● **Written request**:
Without the pictures, set down every line of the data exactly.

_ _ _ _ _

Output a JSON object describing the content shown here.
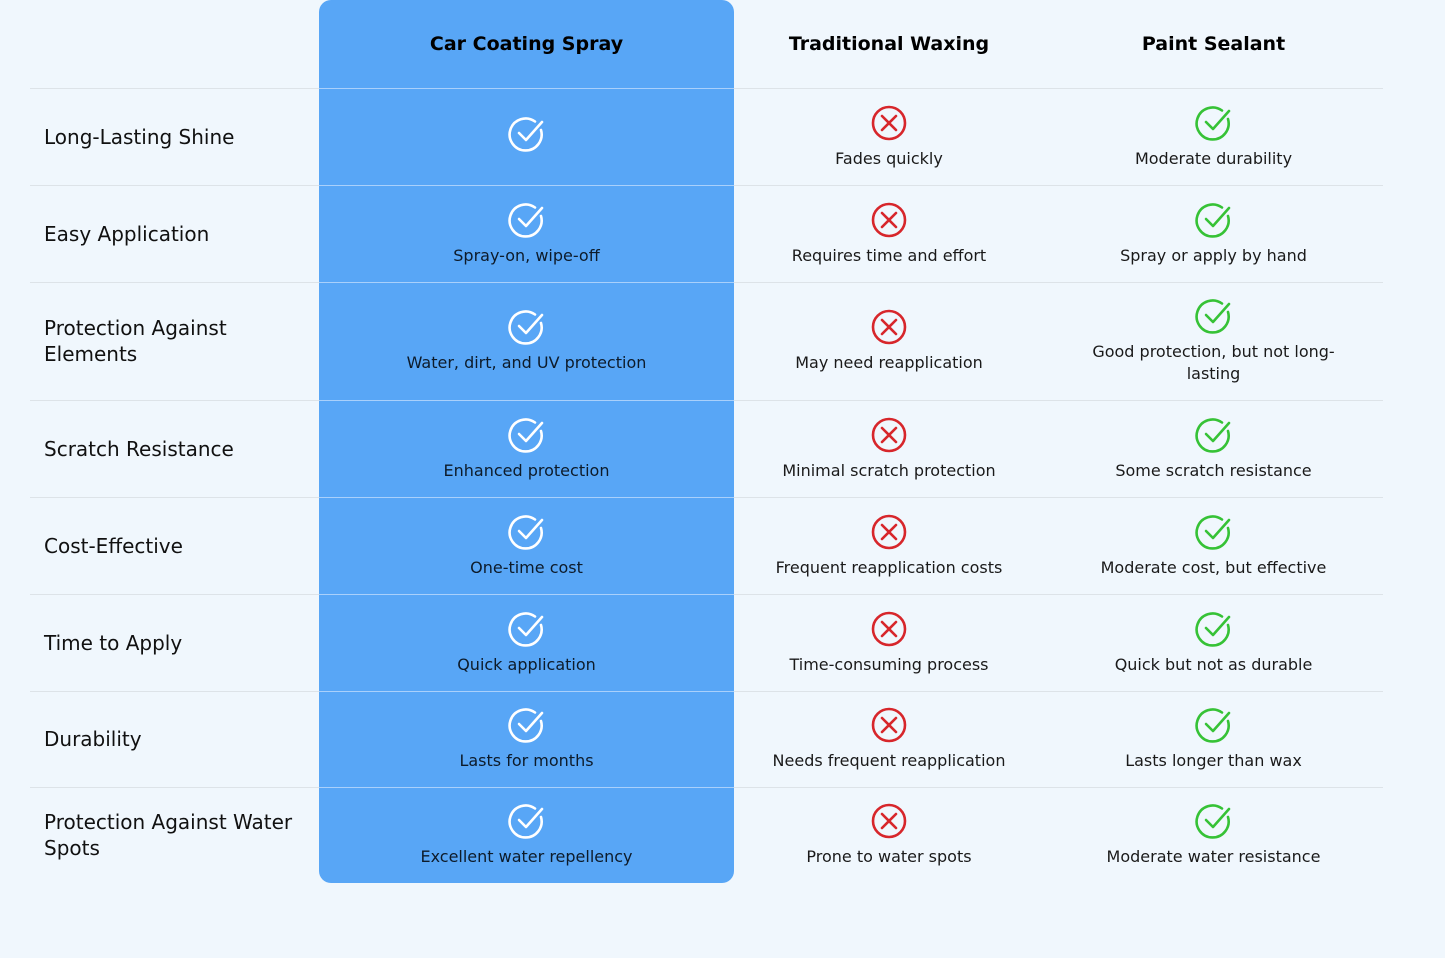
{
  "header": {
    "columns": [
      "Car Coating Spray",
      "Traditional Waxing",
      "Paint Sealant"
    ]
  },
  "table": {
    "rows": [
      {
        "feature": "Long-Lasting Shine",
        "cells": [
          {
            "status": "check"
          },
          {
            "status": "cross",
            "note": "Fades quickly"
          },
          {
            "status": "check",
            "note": "Moderate durability"
          }
        ]
      },
      {
        "feature": "Easy Application",
        "cells": [
          {
            "status": "check",
            "note": "Spray-on, wipe-off"
          },
          {
            "status": "cross",
            "note": "Requires time and effort"
          },
          {
            "status": "check",
            "note": "Spray or apply by hand"
          }
        ]
      },
      {
        "feature": "Protection Against Elements",
        "cells": [
          {
            "status": "check",
            "note": "Water, dirt, and UV protection"
          },
          {
            "status": "cross",
            "note": "May need reapplication"
          },
          {
            "status": "check",
            "note": "Good protection, but not long-lasting"
          }
        ]
      },
      {
        "feature": "Scratch Resistance",
        "cells": [
          {
            "status": "check",
            "note": "Enhanced protection"
          },
          {
            "status": "cross",
            "note": "Minimal scratch protection"
          },
          {
            "status": "check",
            "note": "Some scratch resistance"
          }
        ]
      },
      {
        "feature": "Cost-Effective",
        "cells": [
          {
            "status": "check",
            "note": "One-time cost"
          },
          {
            "status": "cross",
            "note": "Frequent reapplication costs"
          },
          {
            "status": "check",
            "note": "Moderate cost, but effective"
          }
        ]
      },
      {
        "feature": "Time to Apply",
        "cells": [
          {
            "status": "check",
            "note": "Quick application"
          },
          {
            "status": "cross",
            "note": "Time-consuming process"
          },
          {
            "status": "check",
            "note": "Quick but not as durable"
          }
        ]
      },
      {
        "feature": "Durability",
        "cells": [
          {
            "status": "check",
            "note": "Lasts for months"
          },
          {
            "status": "cross",
            "note": "Needs frequent reapplication"
          },
          {
            "status": "check",
            "note": "Lasts longer than wax"
          }
        ]
      },
      {
        "feature": "Protection Against Water Spots",
        "cells": [
          {
            "status": "check",
            "note": "Excellent water repellency"
          },
          {
            "status": "cross",
            "note": "Prone to water spots"
          },
          {
            "status": "check",
            "note": "Moderate water resistance"
          }
        ]
      }
    ]
  }
}
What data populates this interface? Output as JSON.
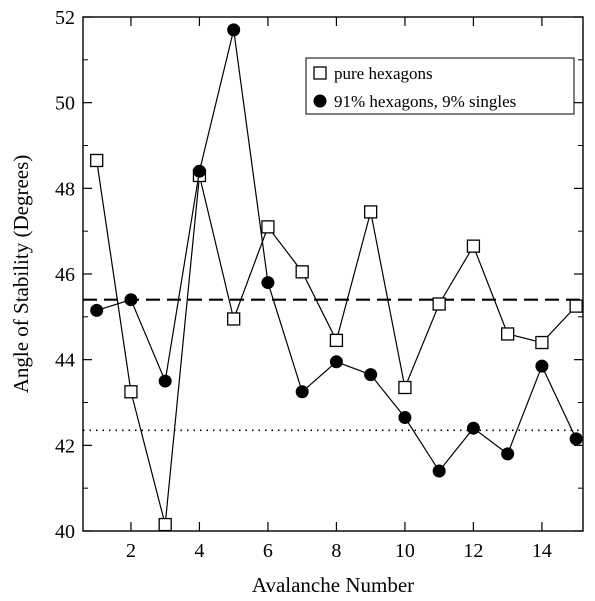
{
  "chart_data": {
    "type": "line",
    "xlabel": "Avalanche Number",
    "ylabel": "Angle of Stability (Degrees)",
    "xlim": [
      0.6,
      15.2
    ],
    "ylim": [
      40,
      52
    ],
    "xticks": [
      2,
      4,
      6,
      8,
      10,
      12,
      14
    ],
    "yticks": [
      40,
      42,
      44,
      46,
      48,
      50,
      52
    ],
    "xtick_labels": [
      "2",
      "4",
      "6",
      "8",
      "10",
      "12",
      "14"
    ],
    "ytick_labels": [
      "40",
      "42",
      "44",
      "46",
      "48",
      "50",
      "52"
    ],
    "legend_position": "top-right",
    "series": [
      {
        "name": "pure hexagons",
        "marker": "open-square",
        "x": [
          1,
          2,
          3,
          4,
          5,
          6,
          7,
          8,
          9,
          10,
          11,
          12,
          13,
          14,
          15
        ],
        "values": [
          48.65,
          43.25,
          40.15,
          48.3,
          44.95,
          47.1,
          46.05,
          44.45,
          47.45,
          43.35,
          45.3,
          46.65,
          44.6,
          44.4,
          45.25
        ]
      },
      {
        "name": "91% hexagons, 9% singles",
        "marker": "filled-circle",
        "x": [
          1,
          2,
          3,
          4,
          5,
          6,
          7,
          8,
          9,
          10,
          11,
          12,
          13,
          14,
          15
        ],
        "values": [
          45.15,
          45.4,
          43.5,
          48.4,
          51.7,
          45.8,
          43.25,
          43.95,
          43.65,
          42.65,
          41.4,
          42.4,
          41.8,
          43.85,
          42.15
        ]
      }
    ],
    "reference_lines": [
      {
        "style": "dashed",
        "y": 45.4
      },
      {
        "style": "dotted",
        "y": 42.35
      }
    ]
  }
}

_ _ _ _ _

● **Expected output**:
Output a JSON object describing the content shown here.
{
  "header": {
    "columns": [
      "Car Coating Spray",
      "Traditional Waxing",
      "Paint Sealant"
    ]
  },
  "table": {
    "rows": [
      {
        "feature": "Long-Lasting Shine",
        "cells": [
          {
            "status": "check"
          },
          {
            "status": "cross",
            "note": "Fades quickly"
          },
          {
            "status": "check",
            "note": "Moderate durability"
          }
        ]
      },
      {
        "feature": "Easy Application",
        "cells": [
          {
            "status": "check",
            "note": "Spray-on, wipe-off"
          },
          {
            "status": "cross",
            "note": "Requires time and effort"
          },
          {
            "status": "check",
            "note": "Spray or apply by hand"
          }
        ]
      },
      {
        "feature": "Protection Against Elements",
        "cells": [
          {
            "status": "check",
            "note": "Water, dirt, and UV protection"
          },
          {
            "status": "cross",
            "note": "May need reapplication"
          },
          {
            "status": "check",
            "note": "Good protection, but not long-lasting"
          }
        ]
      },
      {
        "feature": "Scratch Resistance",
        "cells": [
          {
            "status": "check",
            "note": "Enhanced protection"
          },
          {
            "status": "cross",
            "note": "Minimal scratch protection"
          },
          {
            "status": "check",
            "note": "Some scratch resistance"
          }
        ]
      },
      {
        "feature": "Cost-Effective",
        "cells": [
          {
            "status": "check",
            "note": "One-time cost"
          },
          {
            "status": "cross",
            "note": "Frequent reapplication costs"
          },
          {
            "status": "check",
            "note": "Moderate cost, but effective"
          }
        ]
      },
      {
        "feature": "Time to Apply",
        "cells": [
          {
            "status": "check",
            "note": "Quick application"
          },
          {
            "status": "cross",
            "note": "Time-consuming process"
          },
          {
            "status": "check",
            "note": "Quick but not as durable"
          }
        ]
      },
      {
        "feature": "Durability",
        "cells": [
          {
            "status": "check",
            "note": "Lasts for months"
          },
          {
            "status": "cross",
            "note": "Needs frequent reapplication"
          },
          {
            "status": "check",
            "note": "Lasts longer than wax"
          }
        ]
      },
      {
        "feature": "Protection Against Water Spots",
        "cells": [
          {
            "status": "check",
            "note": "Excellent water repellency"
          },
          {
            "status": "cross",
            "note": "Prone to water spots"
          },
          {
            "status": "check",
            "note": "Moderate water resistance"
          }
        ]
      }
    ]
  }
}
What data populates this interface? Output as JSON.
{
  "chart_data": {
    "type": "line",
    "xlabel": "Avalanche Number",
    "ylabel": "Angle of Stability (Degrees)",
    "xlim": [
      0.6,
      15.2
    ],
    "ylim": [
      40,
      52
    ],
    "xticks": [
      2,
      4,
      6,
      8,
      10,
      12,
      14
    ],
    "yticks": [
      40,
      42,
      44,
      46,
      48,
      50,
      52
    ],
    "xtick_labels": [
      "2",
      "4",
      "6",
      "8",
      "10",
      "12",
      "14"
    ],
    "ytick_labels": [
      "40",
      "42",
      "44",
      "46",
      "48",
      "50",
      "52"
    ],
    "legend_position": "top-right",
    "series": [
      {
        "name": "pure hexagons",
        "marker": "open-square",
        "x": [
          1,
          2,
          3,
          4,
          5,
          6,
          7,
          8,
          9,
          10,
          11,
          12,
          13,
          14,
          15
        ],
        "values": [
          48.65,
          43.25,
          40.15,
          48.3,
          44.95,
          47.1,
          46.05,
          44.45,
          47.45,
          43.35,
          45.3,
          46.65,
          44.6,
          44.4,
          45.25
        ]
      },
      {
        "name": "91% hexagons, 9% singles",
        "marker": "filled-circle",
        "x": [
          1,
          2,
          3,
          4,
          5,
          6,
          7,
          8,
          9,
          10,
          11,
          12,
          13,
          14,
          15
        ],
        "values": [
          45.15,
          45.4,
          43.5,
          48.4,
          51.7,
          45.8,
          43.25,
          43.95,
          43.65,
          42.65,
          41.4,
          42.4,
          41.8,
          43.85,
          42.15
        ]
      }
    ],
    "reference_lines": [
      {
        "style": "dashed",
        "y": 45.4
      },
      {
        "style": "dotted",
        "y": 42.35
      }
    ]
  }
}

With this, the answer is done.